Problem to solve: Search the listing below for the string "author" and copy every line where it occurs.

— Start —

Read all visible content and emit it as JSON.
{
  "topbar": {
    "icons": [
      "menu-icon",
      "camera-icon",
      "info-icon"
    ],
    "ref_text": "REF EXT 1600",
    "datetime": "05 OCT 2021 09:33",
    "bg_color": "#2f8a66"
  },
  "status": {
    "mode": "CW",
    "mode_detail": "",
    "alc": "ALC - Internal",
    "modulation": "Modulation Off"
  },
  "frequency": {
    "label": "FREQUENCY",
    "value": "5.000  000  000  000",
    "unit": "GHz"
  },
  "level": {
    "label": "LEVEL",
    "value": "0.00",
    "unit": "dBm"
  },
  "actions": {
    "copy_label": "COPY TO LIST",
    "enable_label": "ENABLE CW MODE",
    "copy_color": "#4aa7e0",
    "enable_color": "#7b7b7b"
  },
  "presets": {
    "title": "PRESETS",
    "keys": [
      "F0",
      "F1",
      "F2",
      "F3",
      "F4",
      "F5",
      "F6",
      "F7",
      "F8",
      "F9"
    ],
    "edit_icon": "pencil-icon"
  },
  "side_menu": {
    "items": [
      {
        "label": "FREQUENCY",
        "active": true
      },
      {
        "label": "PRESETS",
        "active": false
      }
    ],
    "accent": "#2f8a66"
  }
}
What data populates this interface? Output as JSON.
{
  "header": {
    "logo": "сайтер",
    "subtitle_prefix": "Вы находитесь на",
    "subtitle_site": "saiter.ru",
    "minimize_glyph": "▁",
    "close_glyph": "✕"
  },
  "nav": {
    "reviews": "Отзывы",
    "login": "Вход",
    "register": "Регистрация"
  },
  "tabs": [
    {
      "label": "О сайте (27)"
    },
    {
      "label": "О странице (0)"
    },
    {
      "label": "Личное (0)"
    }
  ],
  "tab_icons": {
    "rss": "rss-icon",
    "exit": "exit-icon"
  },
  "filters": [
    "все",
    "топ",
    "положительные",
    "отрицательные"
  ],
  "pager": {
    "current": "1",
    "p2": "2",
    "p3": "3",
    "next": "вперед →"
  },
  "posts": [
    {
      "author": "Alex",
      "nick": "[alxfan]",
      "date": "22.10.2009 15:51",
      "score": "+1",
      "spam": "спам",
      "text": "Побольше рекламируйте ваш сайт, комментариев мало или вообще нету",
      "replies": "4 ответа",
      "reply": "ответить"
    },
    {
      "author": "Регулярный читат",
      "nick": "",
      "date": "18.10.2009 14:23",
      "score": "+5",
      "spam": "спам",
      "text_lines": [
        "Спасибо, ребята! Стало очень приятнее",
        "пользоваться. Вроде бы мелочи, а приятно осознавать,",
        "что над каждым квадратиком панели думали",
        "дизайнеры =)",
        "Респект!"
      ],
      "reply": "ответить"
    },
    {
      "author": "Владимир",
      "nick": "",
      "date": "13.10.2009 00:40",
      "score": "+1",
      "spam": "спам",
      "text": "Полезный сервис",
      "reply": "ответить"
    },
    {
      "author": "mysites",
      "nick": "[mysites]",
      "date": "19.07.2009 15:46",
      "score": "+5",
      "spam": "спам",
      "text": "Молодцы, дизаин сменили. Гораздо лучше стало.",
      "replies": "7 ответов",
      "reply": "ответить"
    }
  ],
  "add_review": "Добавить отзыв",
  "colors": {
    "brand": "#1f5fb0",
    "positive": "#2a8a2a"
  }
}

— End —

Response for this exercise:
      "author": "Alex",
      "author": "Регулярный читат",
      "author": "Владимир",
      "author": "mysites",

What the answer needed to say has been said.